EXERCISE DESCRIPTION: Your task is to transcribe all of the data below exactly, omitting the images.

--- RECORDS FOR THE TASK ---

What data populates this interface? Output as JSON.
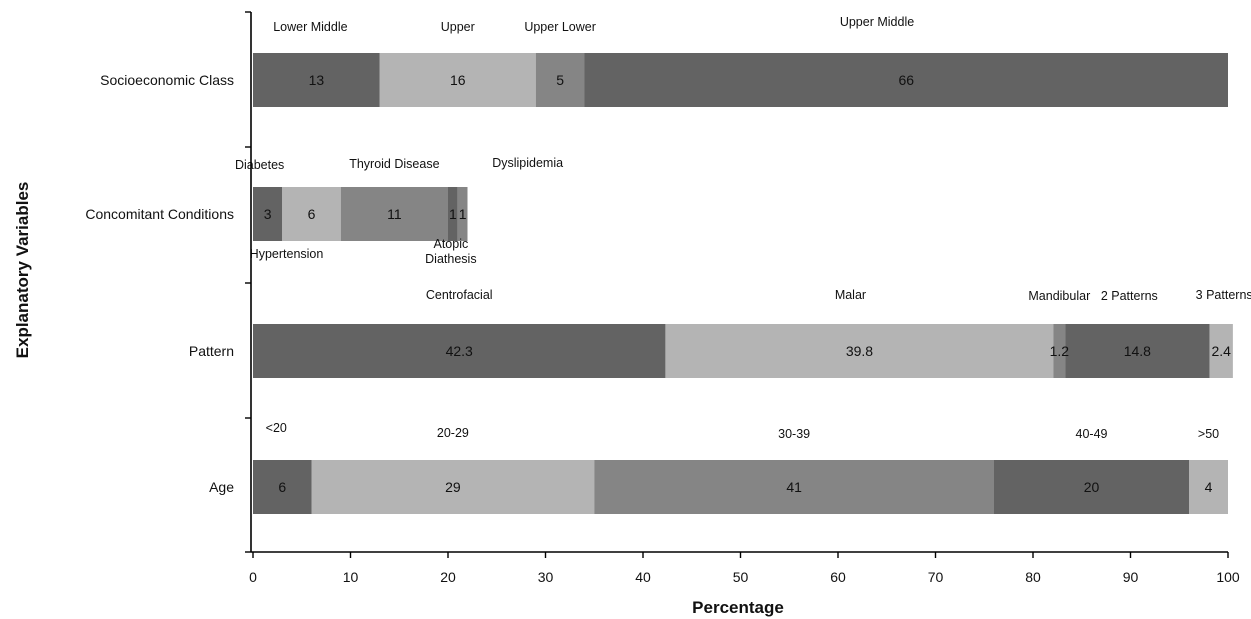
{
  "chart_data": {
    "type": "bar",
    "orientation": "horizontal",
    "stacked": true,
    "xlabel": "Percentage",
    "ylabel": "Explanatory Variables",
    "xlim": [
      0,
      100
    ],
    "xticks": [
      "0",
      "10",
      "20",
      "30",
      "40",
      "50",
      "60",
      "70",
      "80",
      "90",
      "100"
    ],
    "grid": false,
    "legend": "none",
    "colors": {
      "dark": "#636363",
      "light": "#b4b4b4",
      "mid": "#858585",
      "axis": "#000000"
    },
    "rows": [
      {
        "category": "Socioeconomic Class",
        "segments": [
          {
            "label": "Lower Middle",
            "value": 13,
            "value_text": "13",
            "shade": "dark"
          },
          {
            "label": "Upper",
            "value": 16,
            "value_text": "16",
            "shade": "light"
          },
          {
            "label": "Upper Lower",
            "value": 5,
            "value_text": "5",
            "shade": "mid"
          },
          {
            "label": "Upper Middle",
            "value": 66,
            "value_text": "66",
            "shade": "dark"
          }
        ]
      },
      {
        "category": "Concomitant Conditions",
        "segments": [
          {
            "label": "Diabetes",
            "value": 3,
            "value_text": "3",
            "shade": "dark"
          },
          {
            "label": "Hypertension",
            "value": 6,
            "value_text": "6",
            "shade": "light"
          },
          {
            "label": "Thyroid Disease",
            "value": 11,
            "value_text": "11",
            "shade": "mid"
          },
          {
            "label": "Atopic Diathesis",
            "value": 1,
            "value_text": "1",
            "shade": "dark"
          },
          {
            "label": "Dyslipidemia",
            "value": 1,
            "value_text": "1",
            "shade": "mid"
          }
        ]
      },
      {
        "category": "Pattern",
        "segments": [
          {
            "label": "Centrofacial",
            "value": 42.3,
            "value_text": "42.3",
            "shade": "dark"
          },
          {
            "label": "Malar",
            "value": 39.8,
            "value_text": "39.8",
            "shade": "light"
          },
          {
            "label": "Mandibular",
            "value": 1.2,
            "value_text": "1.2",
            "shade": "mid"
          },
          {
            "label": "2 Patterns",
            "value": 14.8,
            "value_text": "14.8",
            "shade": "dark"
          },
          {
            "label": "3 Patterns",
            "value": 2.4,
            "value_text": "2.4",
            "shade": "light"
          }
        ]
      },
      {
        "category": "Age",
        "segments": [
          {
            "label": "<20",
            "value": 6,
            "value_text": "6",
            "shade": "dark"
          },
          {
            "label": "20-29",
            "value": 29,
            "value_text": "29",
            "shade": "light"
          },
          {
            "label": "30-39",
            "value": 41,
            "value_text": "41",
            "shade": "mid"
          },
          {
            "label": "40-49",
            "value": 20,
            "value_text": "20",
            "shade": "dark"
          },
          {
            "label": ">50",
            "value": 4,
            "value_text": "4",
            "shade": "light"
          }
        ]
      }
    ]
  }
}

---

ANSWER TO THE TASK:
What data populates this interface? Output as JSON.
{
  "chart_data": {
    "type": "bar",
    "orientation": "horizontal",
    "stacked": true,
    "xlabel": "Percentage",
    "ylabel": "Explanatory Variables",
    "xlim": [
      0,
      100
    ],
    "xticks": [
      "0",
      "10",
      "20",
      "30",
      "40",
      "50",
      "60",
      "70",
      "80",
      "90",
      "100"
    ],
    "grid": false,
    "legend": "none",
    "colors": {
      "dark": "#636363",
      "light": "#b4b4b4",
      "mid": "#858585",
      "axis": "#000000"
    },
    "rows": [
      {
        "category": "Socioeconomic Class",
        "segments": [
          {
            "label": "Lower Middle",
            "value": 13,
            "value_text": "13",
            "shade": "dark"
          },
          {
            "label": "Upper",
            "value": 16,
            "value_text": "16",
            "shade": "light"
          },
          {
            "label": "Upper Lower",
            "value": 5,
            "value_text": "5",
            "shade": "mid"
          },
          {
            "label": "Upper Middle",
            "value": 66,
            "value_text": "66",
            "shade": "dark"
          }
        ]
      },
      {
        "category": "Concomitant Conditions",
        "segments": [
          {
            "label": "Diabetes",
            "value": 3,
            "value_text": "3",
            "shade": "dark"
          },
          {
            "label": "Hypertension",
            "value": 6,
            "value_text": "6",
            "shade": "light"
          },
          {
            "label": "Thyroid Disease",
            "value": 11,
            "value_text": "11",
            "shade": "mid"
          },
          {
            "label": "Atopic Diathesis",
            "value": 1,
            "value_text": "1",
            "shade": "dark"
          },
          {
            "label": "Dyslipidemia",
            "value": 1,
            "value_text": "1",
            "shade": "mid"
          }
        ]
      },
      {
        "category": "Pattern",
        "segments": [
          {
            "label": "Centrofacial",
            "value": 42.3,
            "value_text": "42.3",
            "shade": "dark"
          },
          {
            "label": "Malar",
            "value": 39.8,
            "value_text": "39.8",
            "shade": "light"
          },
          {
            "label": "Mandibular",
            "value": 1.2,
            "value_text": "1.2",
            "shade": "mid"
          },
          {
            "label": "2 Patterns",
            "value": 14.8,
            "value_text": "14.8",
            "shade": "dark"
          },
          {
            "label": "3 Patterns",
            "value": 2.4,
            "value_text": "2.4",
            "shade": "light"
          }
        ]
      },
      {
        "category": "Age",
        "segments": [
          {
            "label": "<20",
            "value": 6,
            "value_text": "6",
            "shade": "dark"
          },
          {
            "label": "20-29",
            "value": 29,
            "value_text": "29",
            "shade": "light"
          },
          {
            "label": "30-39",
            "value": 41,
            "value_text": "41",
            "shade": "mid"
          },
          {
            "label": "40-49",
            "value": 20,
            "value_text": "20",
            "shade": "dark"
          },
          {
            "label": ">50",
            "value": 4,
            "value_text": "4",
            "shade": "light"
          }
        ]
      }
    ]
  }
}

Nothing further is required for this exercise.